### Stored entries
☆ ☆ ☆
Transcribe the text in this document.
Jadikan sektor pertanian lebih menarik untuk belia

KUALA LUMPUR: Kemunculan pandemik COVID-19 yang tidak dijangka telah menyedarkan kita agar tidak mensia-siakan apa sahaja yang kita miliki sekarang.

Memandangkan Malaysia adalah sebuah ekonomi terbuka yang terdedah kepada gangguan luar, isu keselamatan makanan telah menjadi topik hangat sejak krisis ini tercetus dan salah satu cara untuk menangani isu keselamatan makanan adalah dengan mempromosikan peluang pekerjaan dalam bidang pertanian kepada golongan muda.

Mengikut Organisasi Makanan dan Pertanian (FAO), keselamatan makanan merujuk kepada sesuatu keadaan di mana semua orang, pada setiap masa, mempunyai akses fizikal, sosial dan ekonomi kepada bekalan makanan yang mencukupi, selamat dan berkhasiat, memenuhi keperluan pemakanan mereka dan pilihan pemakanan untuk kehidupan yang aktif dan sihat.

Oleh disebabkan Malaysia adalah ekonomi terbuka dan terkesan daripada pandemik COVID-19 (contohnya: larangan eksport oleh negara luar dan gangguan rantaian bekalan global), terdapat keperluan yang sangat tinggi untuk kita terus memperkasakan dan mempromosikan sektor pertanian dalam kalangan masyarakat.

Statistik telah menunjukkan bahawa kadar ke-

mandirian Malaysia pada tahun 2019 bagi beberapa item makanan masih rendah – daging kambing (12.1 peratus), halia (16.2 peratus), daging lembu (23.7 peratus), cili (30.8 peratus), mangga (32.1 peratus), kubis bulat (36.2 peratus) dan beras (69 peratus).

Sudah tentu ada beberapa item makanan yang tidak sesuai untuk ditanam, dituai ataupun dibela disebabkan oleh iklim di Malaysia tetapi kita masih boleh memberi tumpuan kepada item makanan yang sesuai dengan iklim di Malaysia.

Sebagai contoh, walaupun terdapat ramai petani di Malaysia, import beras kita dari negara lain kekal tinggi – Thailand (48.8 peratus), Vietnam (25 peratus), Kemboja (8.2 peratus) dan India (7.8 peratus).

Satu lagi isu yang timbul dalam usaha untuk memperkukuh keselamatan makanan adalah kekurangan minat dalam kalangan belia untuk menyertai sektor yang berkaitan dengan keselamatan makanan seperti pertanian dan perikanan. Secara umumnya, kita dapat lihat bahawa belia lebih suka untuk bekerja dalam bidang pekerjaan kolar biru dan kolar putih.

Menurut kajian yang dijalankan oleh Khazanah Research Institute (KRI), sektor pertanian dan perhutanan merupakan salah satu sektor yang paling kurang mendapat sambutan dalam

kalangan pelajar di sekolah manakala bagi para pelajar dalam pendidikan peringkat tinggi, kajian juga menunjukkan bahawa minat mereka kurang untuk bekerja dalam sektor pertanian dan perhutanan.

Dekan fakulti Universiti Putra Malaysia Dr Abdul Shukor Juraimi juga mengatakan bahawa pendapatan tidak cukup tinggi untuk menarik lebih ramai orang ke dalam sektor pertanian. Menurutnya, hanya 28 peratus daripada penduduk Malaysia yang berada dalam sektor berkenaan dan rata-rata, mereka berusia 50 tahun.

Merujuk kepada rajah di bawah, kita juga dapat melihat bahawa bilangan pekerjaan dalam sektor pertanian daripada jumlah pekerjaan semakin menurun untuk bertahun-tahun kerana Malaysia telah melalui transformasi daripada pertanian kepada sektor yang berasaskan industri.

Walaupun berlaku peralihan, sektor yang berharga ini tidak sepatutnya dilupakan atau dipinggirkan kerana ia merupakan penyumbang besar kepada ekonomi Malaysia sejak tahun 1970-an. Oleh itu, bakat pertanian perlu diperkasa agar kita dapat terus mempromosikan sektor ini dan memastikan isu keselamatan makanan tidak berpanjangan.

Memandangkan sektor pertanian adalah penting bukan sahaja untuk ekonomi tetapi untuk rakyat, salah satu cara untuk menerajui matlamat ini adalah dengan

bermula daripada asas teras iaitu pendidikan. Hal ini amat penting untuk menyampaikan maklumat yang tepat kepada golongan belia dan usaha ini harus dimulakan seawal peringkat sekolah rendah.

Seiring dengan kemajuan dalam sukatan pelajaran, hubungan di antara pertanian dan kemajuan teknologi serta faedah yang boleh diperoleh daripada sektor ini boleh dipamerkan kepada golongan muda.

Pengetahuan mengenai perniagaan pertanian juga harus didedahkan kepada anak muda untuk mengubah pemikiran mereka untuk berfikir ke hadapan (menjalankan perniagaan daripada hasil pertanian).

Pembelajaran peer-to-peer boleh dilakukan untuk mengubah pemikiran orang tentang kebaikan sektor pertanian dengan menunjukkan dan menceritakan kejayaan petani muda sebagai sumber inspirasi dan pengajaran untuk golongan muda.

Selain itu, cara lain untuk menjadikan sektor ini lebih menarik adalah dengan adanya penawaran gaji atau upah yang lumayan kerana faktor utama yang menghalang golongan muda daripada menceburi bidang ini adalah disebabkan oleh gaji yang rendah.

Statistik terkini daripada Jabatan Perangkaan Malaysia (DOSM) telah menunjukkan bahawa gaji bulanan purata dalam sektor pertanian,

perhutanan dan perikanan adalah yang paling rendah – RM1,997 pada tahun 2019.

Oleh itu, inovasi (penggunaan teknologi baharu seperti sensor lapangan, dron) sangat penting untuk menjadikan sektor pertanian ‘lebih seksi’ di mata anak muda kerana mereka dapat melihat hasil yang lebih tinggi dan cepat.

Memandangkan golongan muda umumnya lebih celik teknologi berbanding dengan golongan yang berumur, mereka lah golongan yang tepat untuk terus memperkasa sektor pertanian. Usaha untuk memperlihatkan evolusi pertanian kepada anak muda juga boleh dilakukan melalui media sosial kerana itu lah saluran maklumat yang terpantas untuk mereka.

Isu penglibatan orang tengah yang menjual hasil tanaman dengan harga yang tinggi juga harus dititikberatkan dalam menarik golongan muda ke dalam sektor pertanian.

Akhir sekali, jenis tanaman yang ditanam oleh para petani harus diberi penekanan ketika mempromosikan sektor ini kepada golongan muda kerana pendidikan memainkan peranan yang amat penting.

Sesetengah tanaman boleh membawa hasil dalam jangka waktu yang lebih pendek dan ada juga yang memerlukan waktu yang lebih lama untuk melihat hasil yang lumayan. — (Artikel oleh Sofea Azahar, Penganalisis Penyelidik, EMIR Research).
☆ ☆ ☆
### Problem details
Of all the lines in the data above, state how many include "merupakan". Say only the number.

### Task answer
2